● Stored data:
%%
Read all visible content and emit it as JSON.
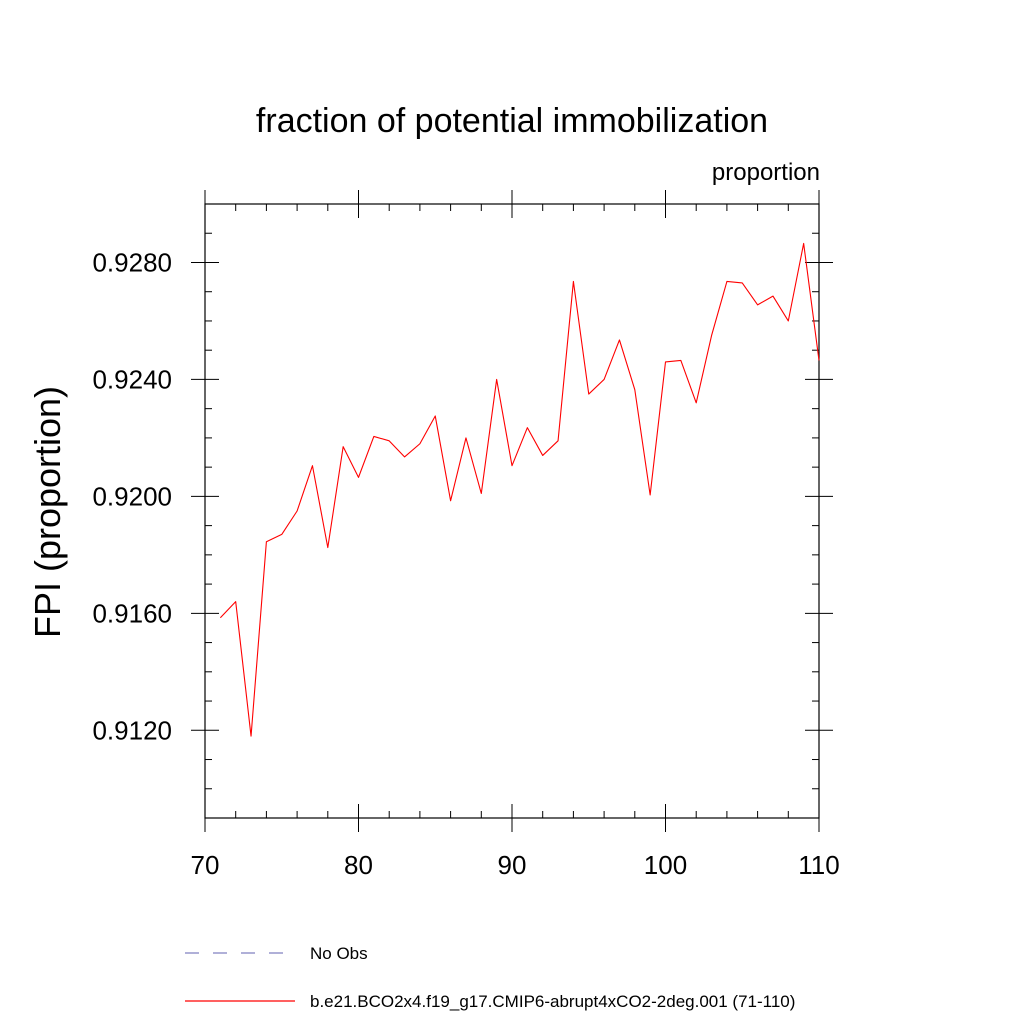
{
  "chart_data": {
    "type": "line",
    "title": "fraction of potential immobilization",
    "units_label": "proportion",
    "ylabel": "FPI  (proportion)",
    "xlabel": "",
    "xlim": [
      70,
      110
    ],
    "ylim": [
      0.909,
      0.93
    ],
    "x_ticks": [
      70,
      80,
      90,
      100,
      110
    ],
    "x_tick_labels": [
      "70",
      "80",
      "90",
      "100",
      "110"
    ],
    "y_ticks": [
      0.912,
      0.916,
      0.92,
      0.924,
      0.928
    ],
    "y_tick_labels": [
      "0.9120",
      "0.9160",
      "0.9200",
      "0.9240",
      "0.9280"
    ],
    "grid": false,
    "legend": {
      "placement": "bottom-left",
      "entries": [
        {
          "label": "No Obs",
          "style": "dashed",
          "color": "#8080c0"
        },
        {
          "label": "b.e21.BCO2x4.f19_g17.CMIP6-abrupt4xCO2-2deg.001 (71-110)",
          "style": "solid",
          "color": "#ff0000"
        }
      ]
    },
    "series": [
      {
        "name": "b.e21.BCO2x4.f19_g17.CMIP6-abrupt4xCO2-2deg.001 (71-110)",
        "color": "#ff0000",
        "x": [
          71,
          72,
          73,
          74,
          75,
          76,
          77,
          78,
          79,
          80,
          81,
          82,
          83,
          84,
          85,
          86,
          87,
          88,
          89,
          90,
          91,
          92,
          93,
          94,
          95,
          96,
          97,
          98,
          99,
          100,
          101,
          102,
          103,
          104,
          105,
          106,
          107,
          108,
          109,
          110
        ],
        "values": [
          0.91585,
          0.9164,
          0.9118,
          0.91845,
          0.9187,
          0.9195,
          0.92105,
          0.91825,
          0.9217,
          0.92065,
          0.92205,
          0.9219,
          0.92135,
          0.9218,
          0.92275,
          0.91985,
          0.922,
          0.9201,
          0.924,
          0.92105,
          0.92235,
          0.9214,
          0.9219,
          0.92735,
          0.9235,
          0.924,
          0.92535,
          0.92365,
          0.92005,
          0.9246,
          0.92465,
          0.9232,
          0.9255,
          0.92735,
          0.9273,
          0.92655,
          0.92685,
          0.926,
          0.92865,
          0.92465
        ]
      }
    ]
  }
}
%%
● Written task: Search the data for the string "color" and copy each line where it appears.

● Response:
          "color": "#8080c0"
          "color": "#ff0000"
        "color": "#ff0000",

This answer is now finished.